Pytor is a Python wrapper for scraping over the Tor network. This is useful if you've been blocked (either locally or remotely) from the server you're attempting to scrape, or if it's otherwise important to not reveal your identity.
Pytor allows you to channel simple http requests through a Tor proxy. It also allows you to route more complex Mechanize requests through the proxy if your script needs to emulate a browser. Pytor also allows you to periodically establish a new Tor identity, either directly or by setting a custom interval for the use of a particular identity.
- A functioning (and running) instance of Tor. This could be the basic Tor Browser Bundle. For more configuration options, consider using the Tor Expert Bundle, available from https://www.torproject.org/download/download.html.en.
- SocksiPy for handling socks requests (unpack to lib/site-packages), available from http://sourceforge.net/projects/socksipy/.
- Mechanize (install through pip)
- Stem (install through pip)
For now, Pytor assumes that your Tor control port is set to 9051. If your configuration is different, you can edit the global variables at the top to adjust. Future versions will acommodate different ports and authentication passwords.
Future iterations of Pytor will:
- Allow support for different Tor control ports and authentication
Create a basic Pytor instance and send a simple http request:
from pytor import pytor
tor = pytor()
html = tor.get('http://bradheath.org')

Data section:

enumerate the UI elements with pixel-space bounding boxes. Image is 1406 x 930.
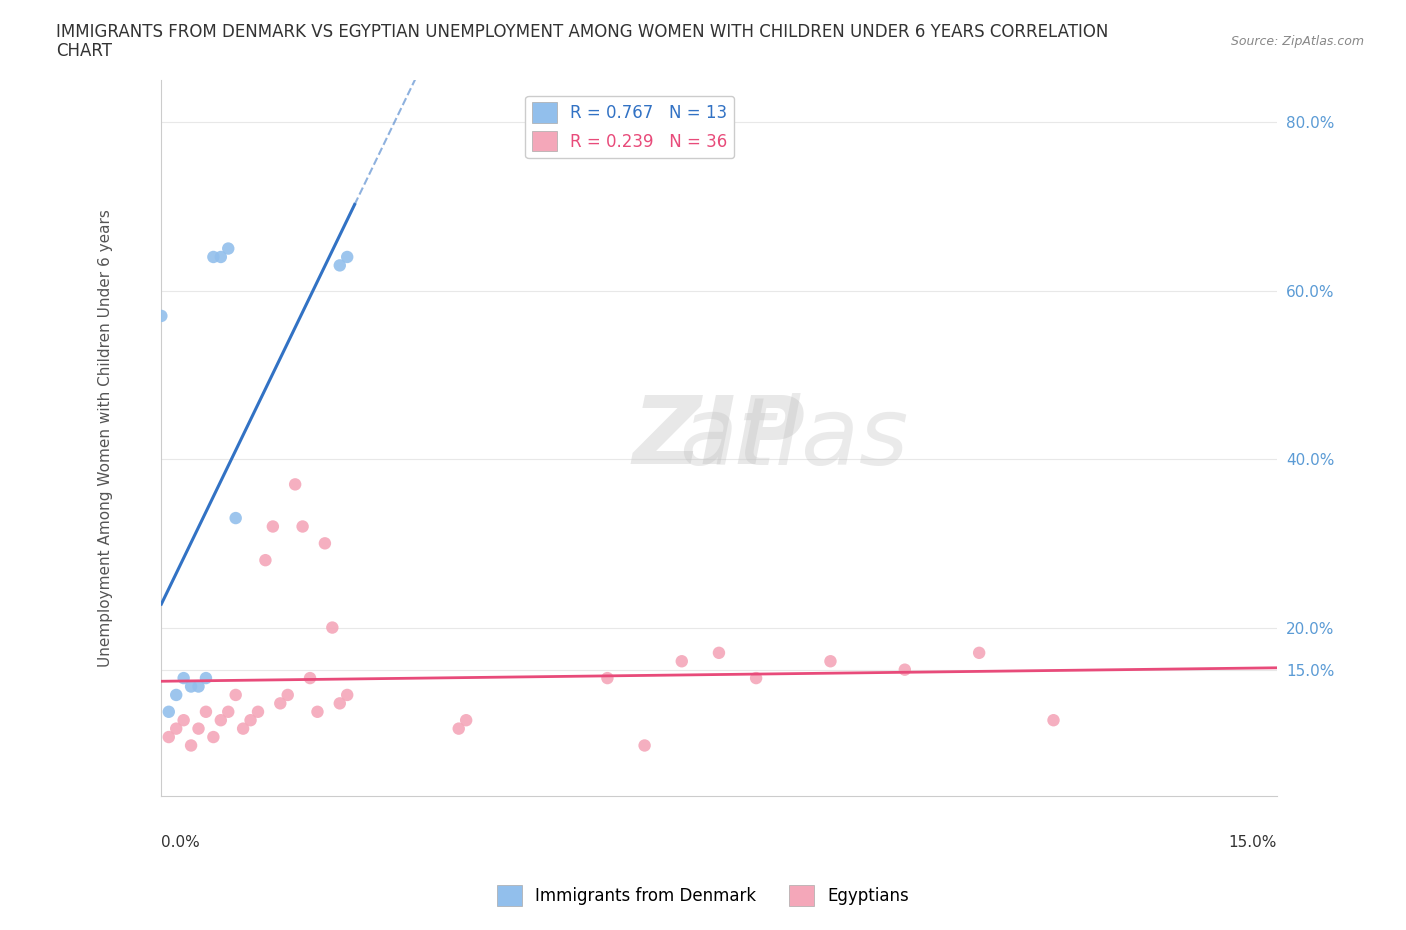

Tasks and exercises:
**a.** Please copy the Pytor description from "- Mechanize (install" up to and including "and authentication passwords.".
**b.** Answer these about the Pytor description:
(i) Which Tor control port does Pytor assume for now?
(ii) How is Mechanize to be installed?
(iii) Where should SocksiPy be unpacked?
**c.** Pick up the Pytor description where it stops and write what comes next.

Answers for the exercise:
**a.**
- Mechanize (install through pip)
- Stem (install through pip)
For now, Pytor assumes that your Tor control port is set to 9051. If your configuration is different, you can edit the global variables at the top to adjust. Future versions will acommodate different ports and authentication passwords.

**b.**
(i) 9051
(ii) Through pip
(iii) To lib/site-packages

**c.**
Or, if your Tor configuration requires a different host or port:
from pytor import pytor
tor = pytor(host='localhost', port=9055)
html = tor.get('http://bradheath.org')
Check the IP address that remote servers will see:
print tor.ip()
Download a file:
tor.downloadFile(url, local_filename)
Request a new identity from Tor: (Note that the network won't always assign you one, and even when it does, you may end up with the same exit node and therefore the same IP address. Also note that you shouldn't change your identity too ofen to avoid stressing the network.)
tor.newIdentity()
Have Pytor periodically assign a new identity. (Note that this currently works with get() and download_file() requests, but does not currently force a new identity when using a mechanize browser. More on that later.)
tor.identityTime(1200) # Request a new identity every 1,200 seconds (20 minutes)
To create a new instance of a mechanize browser:
br = tor.mechanizeBrowser()
br.open('http://bradheath.org')
# continue using br just like any other mechanize object
or
tor.mechanizeBrowser()
tor.browser.open('http://bradheath.org')
# etc.